» WORK TO COMPLETE: Across the material below, how many lines contain the word "Vernon"? Give only the number.

┄┄┄┄┄┄┄┄┄┄┄┄┄┄┄┄┄┄┄┄

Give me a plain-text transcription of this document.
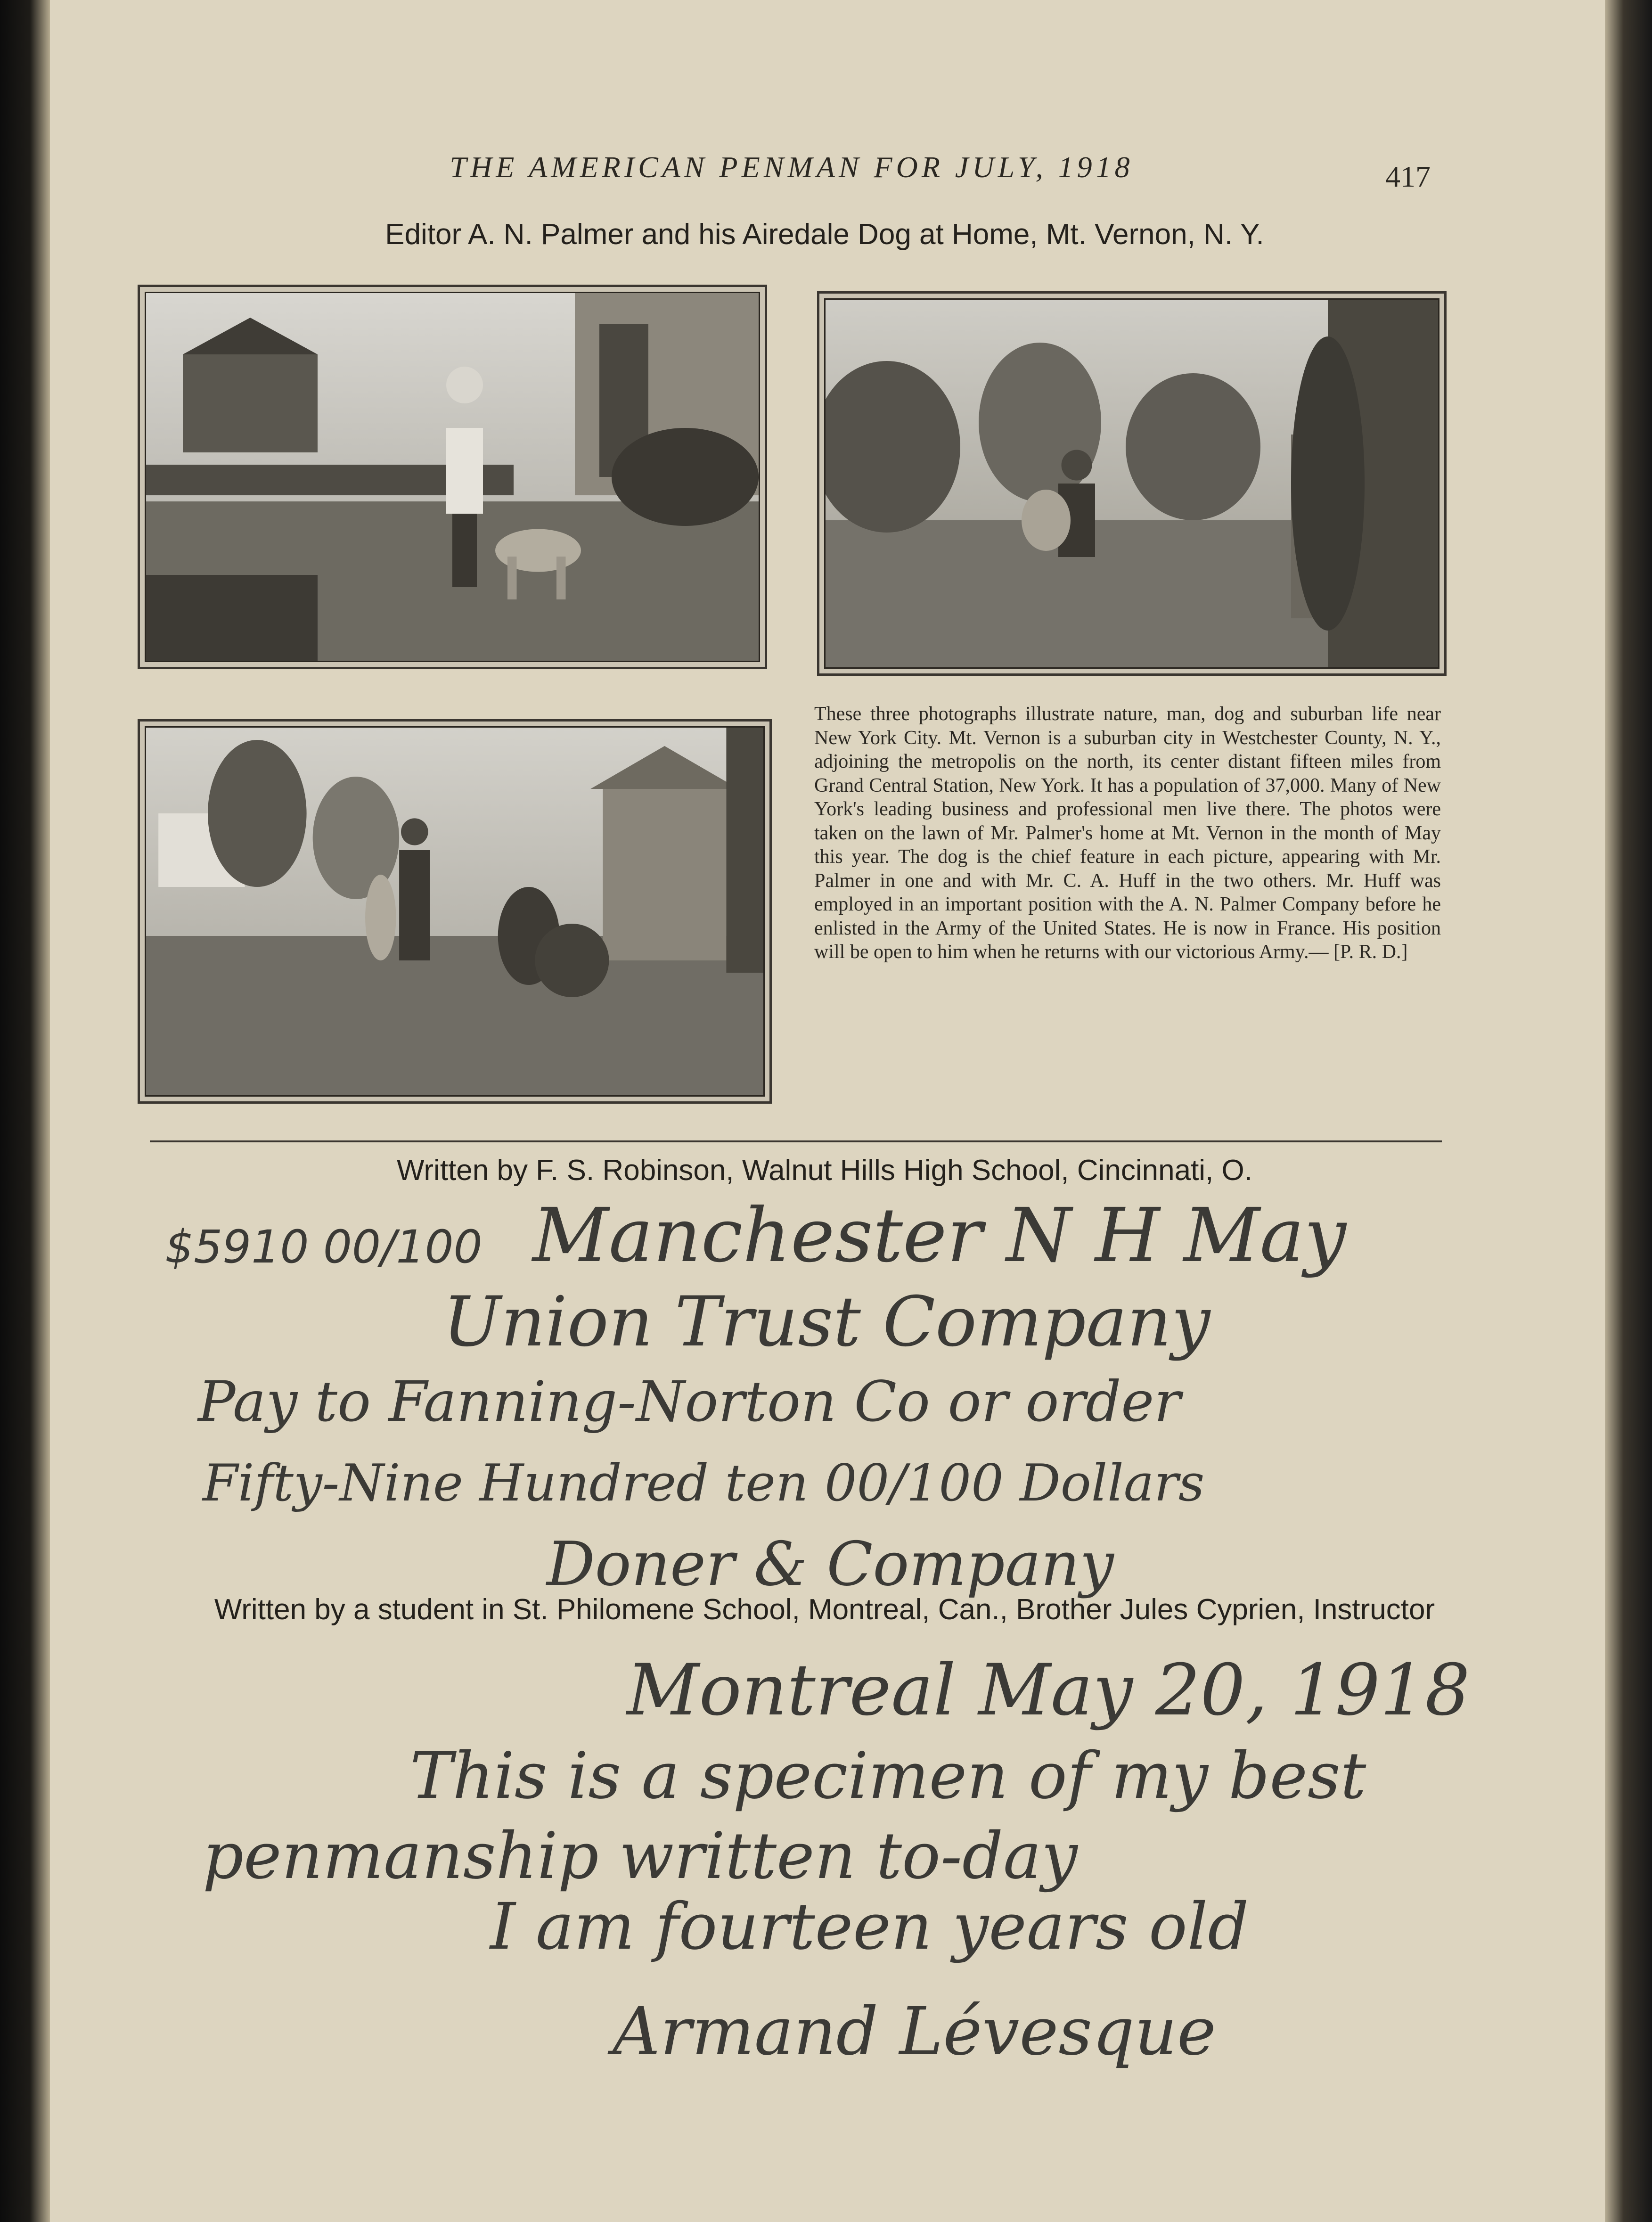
THE AMERICAN PENMAN FOR JULY, 1918	417
Editor A. N. Palmer and his Airedale Dog at Home, Mt. Vernon, N. Y.
These three photographs illustrate nature, man, dog and suburban life near New York City. Mt. Vernon is a suburban city in Westchester County, N. Y., adjoining the metropolis on the north, its center distant fifteen miles from Grand Central Station, New York. It has a population of 37,000. Many of New York's leading business and professional men live there. The photos were taken on the lawn of Mr. Palmer's home at Mt. Vernon in the month of May this year. The dog is the chief feature in each picture, appearing with Mr. Palmer in one and with Mr. C. A. Huff in the two others. Mr. Huff was employed in an important position with the A. N. Palmer Company before he enlisted in the Army of the United States. He is now in France. His position will be open to him when he returns with our victorious Army.— [P. R. D.]
Written by F. S. Robinson, Walnut Hills High School, Cincinnati, O.
$5910 00/100 Manchester N H May
Union Trust Company
Pay to Fanning-Norton Co or order
Fifty-Nine Hundred ten 00/100 Dollars
Doner & Company
Written by a student in St. Philomene School, Montreal, Can., Brother Jules Cyprien, Instructor
Montreal May 20, 1918
This is a specimen of my best
penmanship written to-day
I am fourteen years old
Armand Lévesque
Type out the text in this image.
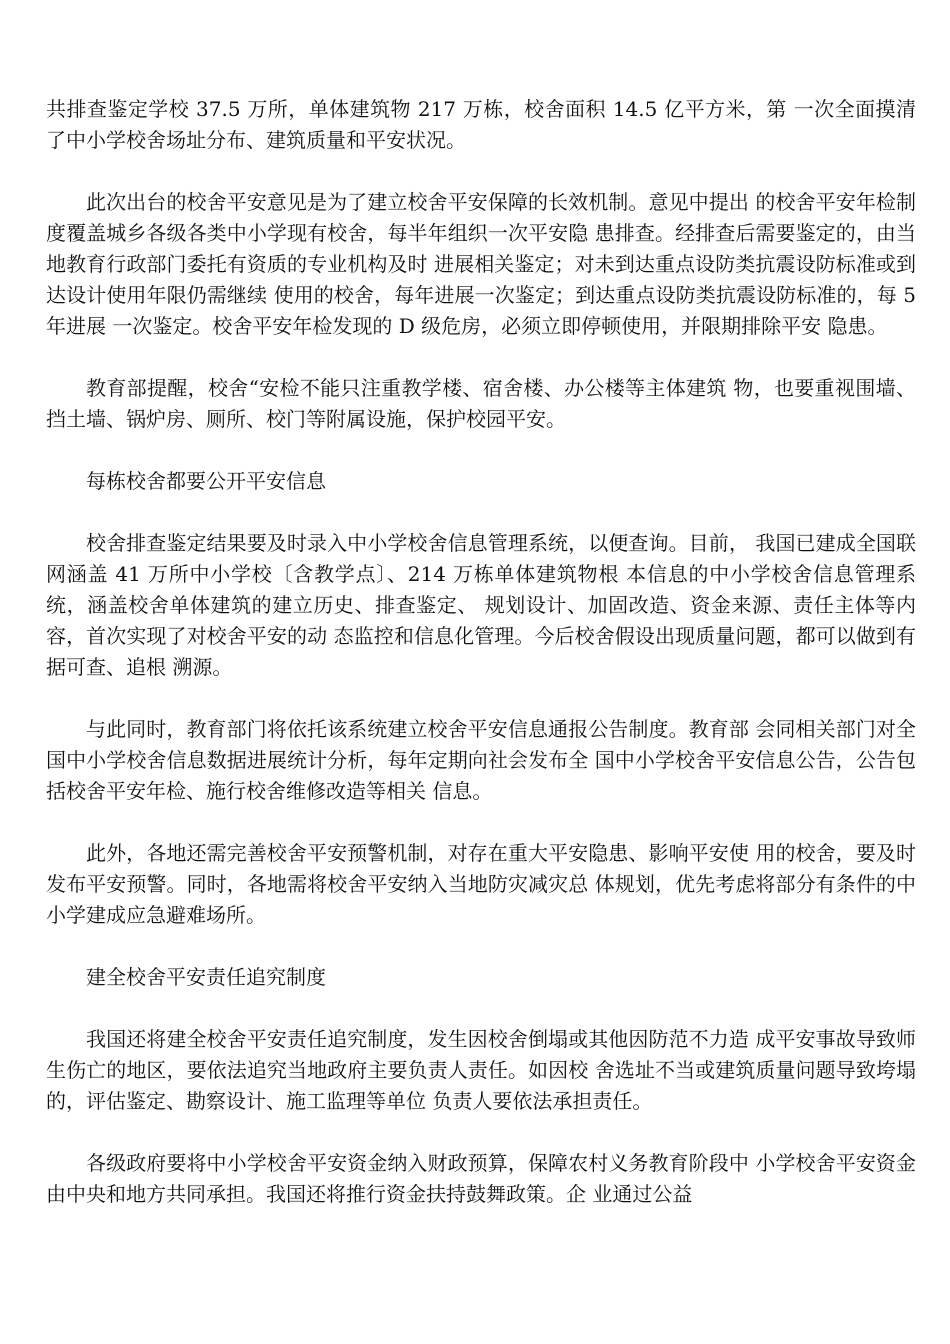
共排查鉴定学校 37.5 万所，单体建筑物 217 万栋，校舍面积 14.5 亿平方米，第 一次全面摸清了中小学校舍场址分布、建筑质量和平安状况。

此次出台的校舍平安意见是为了建立校舍平安保障的长效机制。意见中提出 的校舍平安年检制度覆盖城乡各级各类中小学现有校舍，每半年组织一次平安隐 患排查。经排查后需要鉴定的，由当地教育行政部门委托有资质的专业机构及时 进展相关鉴定；对未到达重点设防类抗震设防标准或到达设计使用年限仍需继续 使用的校舍，每年进展一次鉴定；到达重点设防类抗震设防标准的，每 5 年进展 一次鉴定。校舍平安年检发现的 D 级危房，必须立即停顿使用，并限期排除平安 隐患。

教育部提醒，校舍“安检不能只注重教学楼、宿舍楼、办公楼等主体建筑 物，也要重视围墙、挡土墙、锅炉房、厕所、校门等附属设施，保护校园平安。

每栋校舍都要公开平安信息

校舍排查鉴定结果要及时录入中小学校舍信息管理系统，以便查询。目前， 我国已建成全国联网涵盖 41 万所中小学校〔含教学点〕、214 万栋单体建筑物根 本信息的中小学校舍信息管理系统，涵盖校舍单体建筑的建立历史、排查鉴定、 规划设计、加固改造、资金来源、责任主体等内容，首次实现了对校舍平安的动 态监控和信息化管理。今后校舍假设出现质量问题，都可以做到有据可查、追根 溯源。

与此同时，教育部门将依托该系统建立校舍平安信息通报公告制度。教育部 会同相关部门对全国中小学校舍信息数据进展统计分析，每年定期向社会发布全 国中小学校舍平安信息公告，公告包括校舍平安年检、施行校舍维修改造等相关 信息。

此外，各地还需完善校舍平安预警机制，对存在重大平安隐患、影响平安使 用的校舍，要及时发布平安预警。同时，各地需将校舍平安纳入当地防灾减灾总 体规划，优先考虑将部分有条件的中小学建成应急避难场所。

建全校舍平安责任追究制度

我国还将建全校舍平安责任追究制度，发生因校舍倒塌或其他因防范不力造 成平安事故导致师生伤亡的地区，要依法追究当地政府主要负责人责任。如因校 舍选址不当或建筑质量问题导致垮塌的，评估鉴定、勘察设计、施工监理等单位 负责人要依法承担责任。

各级政府要将中小学校舍平安资金纳入财政预算，保障农村义务教育阶段中 小学校舍平安资金由中央和地方共同承担。我国还将推行资金扶持鼓舞政策。企 业通过公益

┄┄┄┄┄┄┄┄┄┄┄┄┄┄┄┄┄┄┄┄

» TASK ANSWER: 2